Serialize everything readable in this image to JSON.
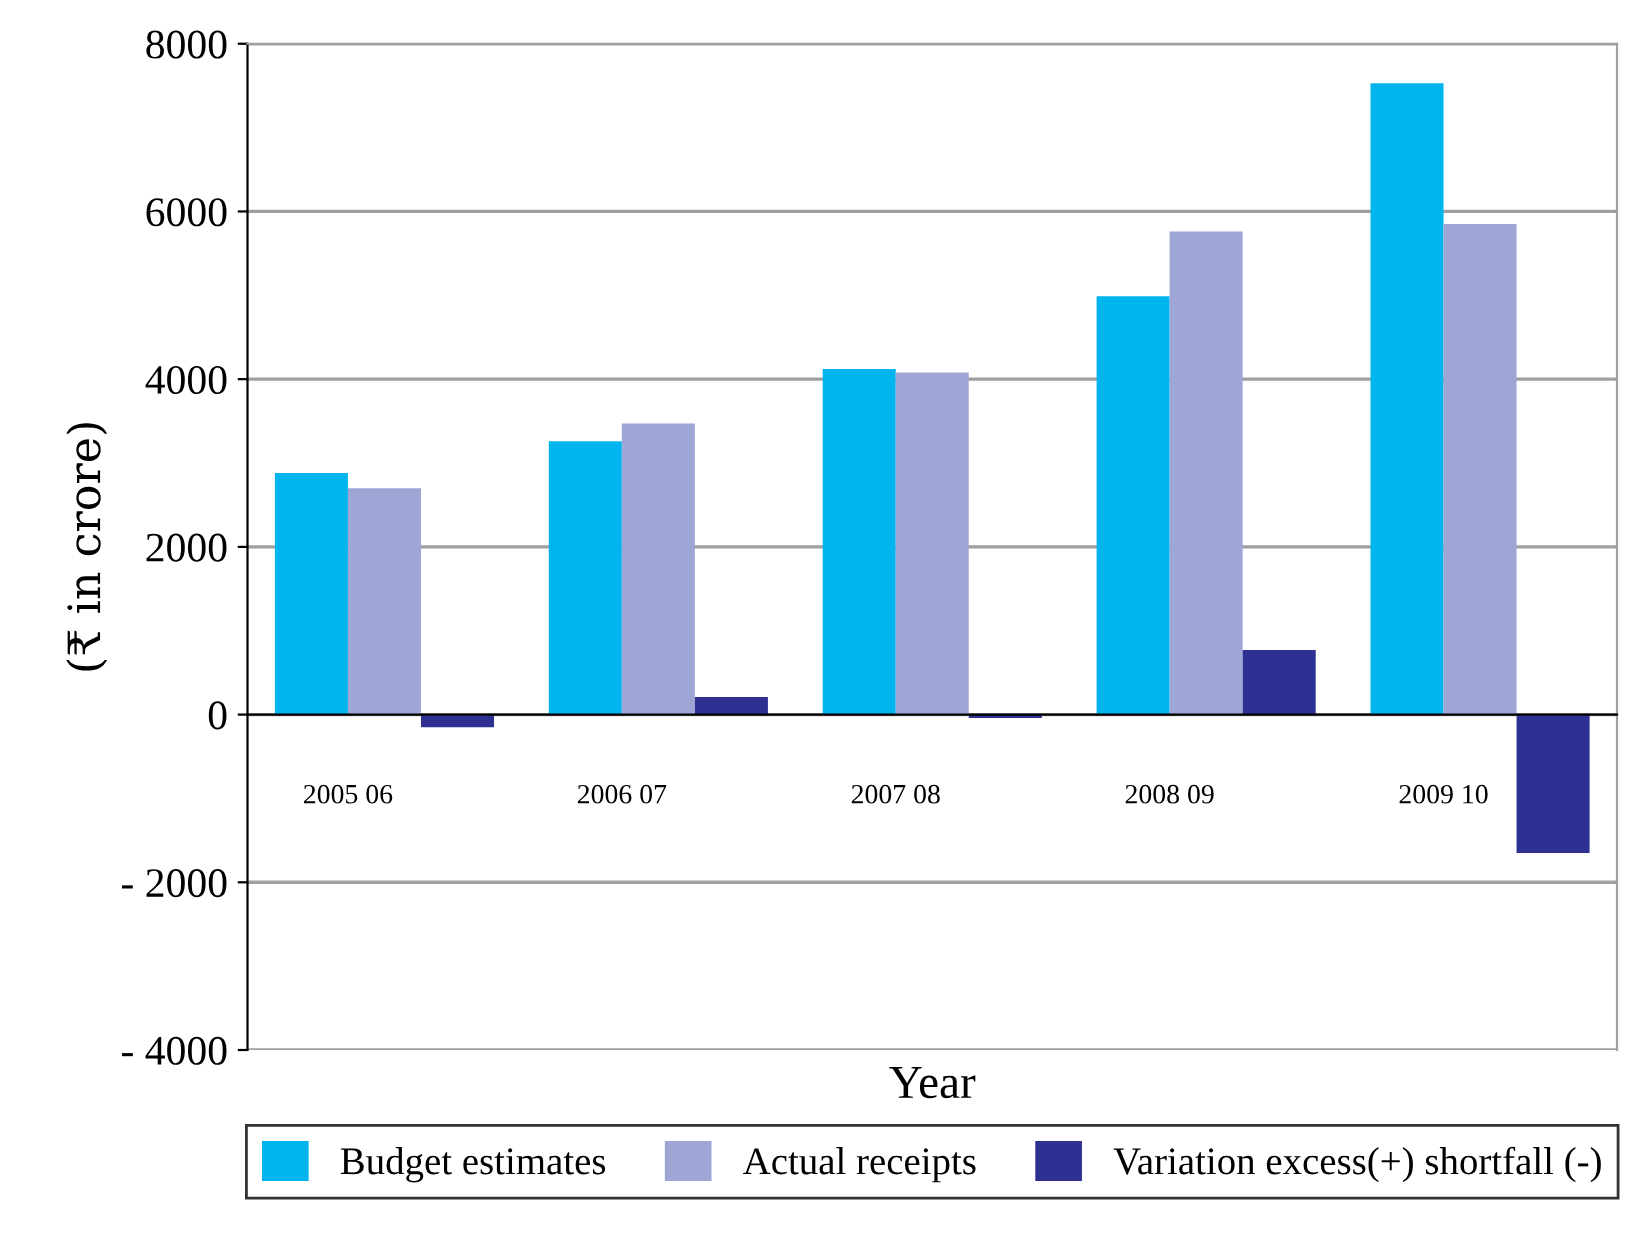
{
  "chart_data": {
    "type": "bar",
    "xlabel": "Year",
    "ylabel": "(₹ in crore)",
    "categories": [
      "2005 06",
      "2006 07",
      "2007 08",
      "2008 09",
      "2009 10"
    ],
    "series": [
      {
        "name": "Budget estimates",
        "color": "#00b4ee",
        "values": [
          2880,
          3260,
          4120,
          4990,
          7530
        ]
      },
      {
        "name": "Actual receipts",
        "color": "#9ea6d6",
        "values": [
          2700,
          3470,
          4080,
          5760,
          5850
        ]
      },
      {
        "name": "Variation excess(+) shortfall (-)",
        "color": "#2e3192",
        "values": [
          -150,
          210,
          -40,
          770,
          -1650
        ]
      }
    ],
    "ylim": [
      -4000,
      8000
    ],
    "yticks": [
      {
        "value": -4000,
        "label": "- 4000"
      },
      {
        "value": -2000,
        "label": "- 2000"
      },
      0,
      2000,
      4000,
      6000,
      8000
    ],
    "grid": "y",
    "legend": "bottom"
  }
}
______
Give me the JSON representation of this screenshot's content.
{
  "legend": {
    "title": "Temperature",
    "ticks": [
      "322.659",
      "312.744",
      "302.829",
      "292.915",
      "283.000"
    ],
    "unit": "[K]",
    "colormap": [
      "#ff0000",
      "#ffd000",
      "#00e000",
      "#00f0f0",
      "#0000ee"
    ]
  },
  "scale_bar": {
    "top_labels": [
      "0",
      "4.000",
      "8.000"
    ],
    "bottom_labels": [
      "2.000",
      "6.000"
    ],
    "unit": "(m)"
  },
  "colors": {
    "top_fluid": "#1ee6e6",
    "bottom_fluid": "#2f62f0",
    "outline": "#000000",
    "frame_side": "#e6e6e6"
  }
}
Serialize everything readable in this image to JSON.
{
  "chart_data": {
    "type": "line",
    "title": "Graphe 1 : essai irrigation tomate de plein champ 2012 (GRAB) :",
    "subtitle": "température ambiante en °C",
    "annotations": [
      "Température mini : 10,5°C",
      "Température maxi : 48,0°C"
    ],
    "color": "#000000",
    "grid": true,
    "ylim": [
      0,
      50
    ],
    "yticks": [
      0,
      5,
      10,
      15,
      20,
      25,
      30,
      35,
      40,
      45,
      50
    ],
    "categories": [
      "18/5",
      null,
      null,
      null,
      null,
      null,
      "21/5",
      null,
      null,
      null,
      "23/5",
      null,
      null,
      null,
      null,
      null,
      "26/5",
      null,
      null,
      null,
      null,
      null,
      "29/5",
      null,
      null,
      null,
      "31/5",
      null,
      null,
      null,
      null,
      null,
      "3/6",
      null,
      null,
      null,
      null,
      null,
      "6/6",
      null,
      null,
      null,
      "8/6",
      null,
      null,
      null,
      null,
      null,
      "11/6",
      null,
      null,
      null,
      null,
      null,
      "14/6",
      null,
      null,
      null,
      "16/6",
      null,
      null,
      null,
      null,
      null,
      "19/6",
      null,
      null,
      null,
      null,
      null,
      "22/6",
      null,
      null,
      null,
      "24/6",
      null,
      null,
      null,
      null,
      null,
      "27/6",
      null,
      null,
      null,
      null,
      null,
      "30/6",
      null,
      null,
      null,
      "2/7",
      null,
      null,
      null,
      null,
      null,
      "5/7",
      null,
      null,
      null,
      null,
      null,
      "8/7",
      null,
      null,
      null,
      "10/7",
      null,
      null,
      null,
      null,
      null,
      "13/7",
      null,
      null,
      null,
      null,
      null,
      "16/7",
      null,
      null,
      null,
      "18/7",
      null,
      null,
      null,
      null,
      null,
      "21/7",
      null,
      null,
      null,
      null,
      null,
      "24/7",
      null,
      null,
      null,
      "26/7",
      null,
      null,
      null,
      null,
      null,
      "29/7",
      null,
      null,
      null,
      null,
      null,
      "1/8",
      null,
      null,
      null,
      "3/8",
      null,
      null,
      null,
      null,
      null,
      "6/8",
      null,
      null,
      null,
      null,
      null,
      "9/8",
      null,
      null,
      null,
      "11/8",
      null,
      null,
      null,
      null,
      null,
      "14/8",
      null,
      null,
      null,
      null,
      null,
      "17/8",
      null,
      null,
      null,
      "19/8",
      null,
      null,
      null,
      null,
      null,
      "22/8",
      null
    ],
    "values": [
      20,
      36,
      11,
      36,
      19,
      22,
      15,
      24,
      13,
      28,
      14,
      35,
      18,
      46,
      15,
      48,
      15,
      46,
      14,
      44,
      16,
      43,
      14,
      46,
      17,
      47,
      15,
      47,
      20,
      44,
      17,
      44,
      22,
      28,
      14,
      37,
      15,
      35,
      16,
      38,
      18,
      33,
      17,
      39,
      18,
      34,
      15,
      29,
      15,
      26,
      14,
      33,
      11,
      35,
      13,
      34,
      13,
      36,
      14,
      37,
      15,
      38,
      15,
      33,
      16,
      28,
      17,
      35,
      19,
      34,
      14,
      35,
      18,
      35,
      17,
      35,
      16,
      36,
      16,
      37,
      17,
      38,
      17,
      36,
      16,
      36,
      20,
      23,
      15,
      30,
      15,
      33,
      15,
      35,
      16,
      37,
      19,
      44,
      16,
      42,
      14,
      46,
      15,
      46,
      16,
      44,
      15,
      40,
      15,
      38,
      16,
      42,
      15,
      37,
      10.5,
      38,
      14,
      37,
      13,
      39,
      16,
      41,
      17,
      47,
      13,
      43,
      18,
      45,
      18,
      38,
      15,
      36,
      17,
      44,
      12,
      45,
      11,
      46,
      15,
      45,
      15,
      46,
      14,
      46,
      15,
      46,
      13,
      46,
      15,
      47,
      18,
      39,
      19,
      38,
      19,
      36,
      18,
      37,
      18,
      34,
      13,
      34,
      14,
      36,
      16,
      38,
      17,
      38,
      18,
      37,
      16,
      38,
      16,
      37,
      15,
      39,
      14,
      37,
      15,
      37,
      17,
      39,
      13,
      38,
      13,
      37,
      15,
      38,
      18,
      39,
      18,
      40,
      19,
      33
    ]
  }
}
______
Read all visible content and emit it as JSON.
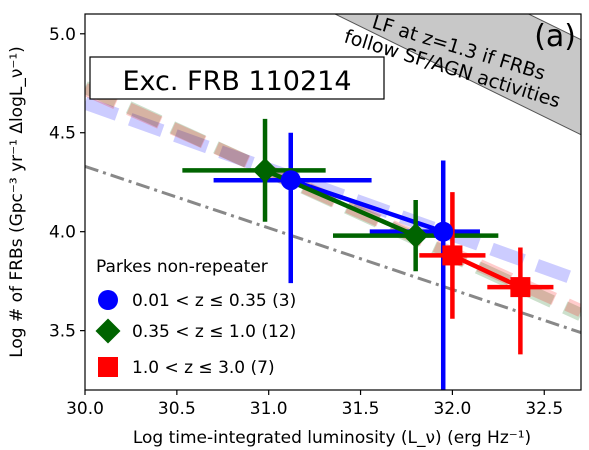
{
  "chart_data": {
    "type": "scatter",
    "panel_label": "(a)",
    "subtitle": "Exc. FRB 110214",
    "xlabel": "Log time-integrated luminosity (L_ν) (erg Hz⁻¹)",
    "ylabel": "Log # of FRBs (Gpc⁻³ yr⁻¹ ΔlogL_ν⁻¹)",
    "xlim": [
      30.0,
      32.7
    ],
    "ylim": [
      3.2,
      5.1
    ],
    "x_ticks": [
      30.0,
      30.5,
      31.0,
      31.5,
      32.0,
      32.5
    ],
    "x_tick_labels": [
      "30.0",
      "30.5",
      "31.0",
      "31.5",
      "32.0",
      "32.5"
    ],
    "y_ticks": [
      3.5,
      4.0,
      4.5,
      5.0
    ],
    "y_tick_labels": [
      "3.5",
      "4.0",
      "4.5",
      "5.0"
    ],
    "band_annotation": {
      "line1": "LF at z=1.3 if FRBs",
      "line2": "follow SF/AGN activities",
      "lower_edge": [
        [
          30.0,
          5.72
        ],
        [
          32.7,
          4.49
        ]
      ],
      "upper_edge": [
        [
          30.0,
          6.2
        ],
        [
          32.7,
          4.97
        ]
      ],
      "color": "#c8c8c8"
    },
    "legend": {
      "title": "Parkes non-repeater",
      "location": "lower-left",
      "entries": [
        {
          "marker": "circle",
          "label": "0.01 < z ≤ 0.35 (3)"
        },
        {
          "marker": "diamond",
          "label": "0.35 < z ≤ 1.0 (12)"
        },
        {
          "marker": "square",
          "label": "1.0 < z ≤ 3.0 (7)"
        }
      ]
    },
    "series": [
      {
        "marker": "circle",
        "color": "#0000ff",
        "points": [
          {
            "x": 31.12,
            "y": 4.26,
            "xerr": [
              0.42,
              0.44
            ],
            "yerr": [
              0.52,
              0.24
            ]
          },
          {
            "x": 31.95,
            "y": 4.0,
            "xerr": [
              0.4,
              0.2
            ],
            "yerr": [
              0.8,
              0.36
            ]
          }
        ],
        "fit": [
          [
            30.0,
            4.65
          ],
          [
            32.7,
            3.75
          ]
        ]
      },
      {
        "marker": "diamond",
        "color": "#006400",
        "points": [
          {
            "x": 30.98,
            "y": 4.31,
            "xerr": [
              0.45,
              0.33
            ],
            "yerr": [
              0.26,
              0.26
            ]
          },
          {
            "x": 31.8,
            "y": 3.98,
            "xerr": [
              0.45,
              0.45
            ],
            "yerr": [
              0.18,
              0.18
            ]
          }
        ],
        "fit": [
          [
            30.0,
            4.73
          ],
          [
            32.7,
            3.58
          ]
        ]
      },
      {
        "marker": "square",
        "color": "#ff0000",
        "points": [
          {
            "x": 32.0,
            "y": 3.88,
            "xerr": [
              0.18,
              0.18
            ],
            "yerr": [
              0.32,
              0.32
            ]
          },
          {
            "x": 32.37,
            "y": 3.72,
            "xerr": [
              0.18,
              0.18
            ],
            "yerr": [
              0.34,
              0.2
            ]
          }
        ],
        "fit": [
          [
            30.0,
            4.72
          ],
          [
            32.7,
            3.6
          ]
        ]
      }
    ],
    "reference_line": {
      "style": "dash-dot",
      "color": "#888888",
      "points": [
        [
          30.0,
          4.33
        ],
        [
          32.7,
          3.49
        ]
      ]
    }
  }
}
______
## EXERCISE REQUIREMENTS
Give the count of lines that hold the word "marker", with nothing added.

## REPLY TO THE EXERCISE
6